■ **TRAVAIL DEMANDÉ**
Rédigez la suite du billet sur la RATP et les transports en commun parisiens, reproduit ci-dessous avant les lignes, en partant de sa dernière phrase.

■ **EXTRAIT DE PAGE**
*****

Ce qu’il y a de bien avec les services publics à la française, c’est qu’on n’est jamais au bout de ses surprises. Les transports en commun, que j’avais déjà évoqués dans de précédents billets (comme celui-ci) n’échappent pas à la règle : tous les jours, c’est foire.
Et pour le cas parisien, la RATP nous propose un combo gagnant, Foire & Daube-Ta-Face™, dans un même mouvement généreux. Après tout, puisque Paris est la capitale du monde moderne, la ville lumière éclairant de ses mille feux la direction à prendre pour découvrir un futur toujours plus rigolo, autant la doter d’une régie de transports publics digne de son éclat radieux !

*****

■ **Une suite de lignes**
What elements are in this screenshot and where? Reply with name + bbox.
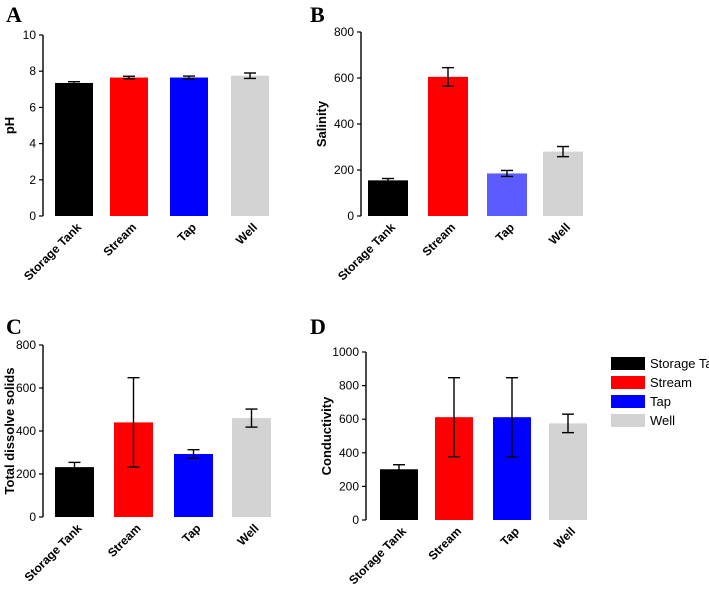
panel-b-y-tick-label: 200 xyxy=(334,163,354,177)
panel-b-category-label: Stream xyxy=(419,220,458,259)
panel-d-letter: D xyxy=(310,314,326,339)
panel-a-y-tick-label: 10 xyxy=(23,28,37,42)
panel-c-bar-storage-tank xyxy=(55,467,94,517)
panel-d-category-label: Well xyxy=(551,524,578,551)
legend-label-tap: Tap xyxy=(650,394,671,409)
panel-c-letter: C xyxy=(6,314,22,339)
panel-c-category-label: Tap xyxy=(179,521,203,545)
panel-a-letter: A xyxy=(6,2,22,27)
panel-b-y-tick-label: 0 xyxy=(347,209,354,223)
panel-d-y-tick-label: 200 xyxy=(339,479,359,493)
panel-c-y-tick-label: 800 xyxy=(16,338,36,352)
panel-c: C 0 200 400 600 800 Total dissolve solids Stora… xyxy=(2,314,271,584)
panel-c-bar-tap xyxy=(174,454,213,517)
panel-a-y-tick-label: 0 xyxy=(29,209,36,223)
panel-b-category-label: Storage Tank xyxy=(335,220,398,283)
legend-swatch-stream xyxy=(611,376,645,389)
panel-a-y-tick-label: 8 xyxy=(29,64,36,78)
panel-d-bar-well xyxy=(549,423,587,520)
panel-a-y-tick-label: 2 xyxy=(29,173,36,187)
panel-a-category-label: Storage Tank xyxy=(21,220,84,283)
panel-b: B 0 200 400 600 800 Salinity Storage Tank Stream… xyxy=(310,2,583,283)
panel-a-bar-well xyxy=(231,75,269,216)
panel-c-y-tick-label: 0 xyxy=(29,510,36,524)
panel-d-y-tick-label: 600 xyxy=(339,412,359,426)
panel-b-y-tick-label: 600 xyxy=(334,71,354,85)
panel-c-bar-well xyxy=(232,418,271,517)
panel-b-y-tick-label: 400 xyxy=(334,117,354,131)
panel-a-y-tick-label: 4 xyxy=(29,137,36,151)
panel-b-bar-well xyxy=(543,151,583,216)
panel-a-category-label: Stream xyxy=(100,220,139,259)
panel-d-category-label: Stream xyxy=(425,524,464,563)
legend: Storage Tank Stream Tap Well xyxy=(611,356,709,428)
panel-b-y-title: Salinity xyxy=(314,100,329,147)
panel-a-y-title: pH xyxy=(2,117,17,134)
panel-c-y-tick-label: 200 xyxy=(16,467,36,481)
panel-c-y-tick-label: 600 xyxy=(16,381,36,395)
panel-c-y-title: Total dissolve solids xyxy=(2,368,17,495)
legend-swatch-well xyxy=(611,414,645,427)
panel-d-y-title: Conductivity xyxy=(319,396,334,475)
panel-d-y-tick-label: 1000 xyxy=(332,345,359,359)
panel-a-bar-tap xyxy=(170,77,208,216)
legend-label-stream: Stream xyxy=(650,375,692,390)
legend-label-storage-tank: Storage Tank xyxy=(650,356,709,371)
panel-d-y-tick-label: 0 xyxy=(352,513,359,527)
panel-d-y-tick-label: 800 xyxy=(339,379,359,393)
panel-d-category-label: Storage Tank xyxy=(346,524,409,587)
legend-swatch-storage-tank xyxy=(611,357,645,370)
panel-a-bar-stream xyxy=(110,77,148,216)
panel-a-category-label: Tap xyxy=(175,220,199,244)
panel-b-bar-stream xyxy=(428,76,468,216)
panel-b-bar-tap xyxy=(487,173,527,216)
panel-c-category-label: Storage Tank xyxy=(22,521,85,584)
panel-c-category-label: Stream xyxy=(105,521,144,560)
panel-d-bar-storage-tank xyxy=(380,469,418,520)
panel-a-category-label: Well xyxy=(233,220,260,247)
panel-c-category-label: Well xyxy=(234,521,261,548)
panel-b-category-label: Tap xyxy=(493,220,517,244)
panel-c-y-tick-label: 400 xyxy=(16,424,36,438)
panel-d-y-tick-label: 400 xyxy=(339,446,359,460)
panel-b-category-label: Well xyxy=(546,220,573,247)
panel-b-y-tick-label: 800 xyxy=(334,25,354,39)
panel-a-bar-storage-tank xyxy=(55,82,93,216)
legend-swatch-tap xyxy=(611,395,645,408)
panel-d: D 0 200 400 600 800 1000 Conductivity Storage Ta… xyxy=(310,314,587,587)
panel-d-category-label: Tap xyxy=(498,524,522,548)
legend-label-well: Well xyxy=(650,413,675,428)
panel-b-bar-storage-tank xyxy=(368,180,408,216)
panel-a: A 0 2 4 6 8 10 pH Storage Tank Stream Tap Well xyxy=(2,2,269,283)
panel-a-y-tick-label: 6 xyxy=(29,100,36,114)
panel-b-letter: B xyxy=(310,2,325,27)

*****

■ **RÉPONSE À LA CONSIGNE**
Pour la partie Foire, c’est du très grand classique en France. On est ici sur du cousu main, de la haute-couture syndicale, puisque, ne l’oublions pas, la RATP est la référence mondiale en matière de débrayage d’une certaine catégorie d’agents.
Oui, c’est bien d’une nouvelle grève dans les RER et métros parisiens qu’il s’agit ici : ce mardi (hier donc) fut encore une journée de pénibleries, de vexations et d’emmerdements divers pour les Franciliens qui transitaient et que les abrutissants communicants de la société publique continuent obstinément à appeler usagers en lieu et place de clients.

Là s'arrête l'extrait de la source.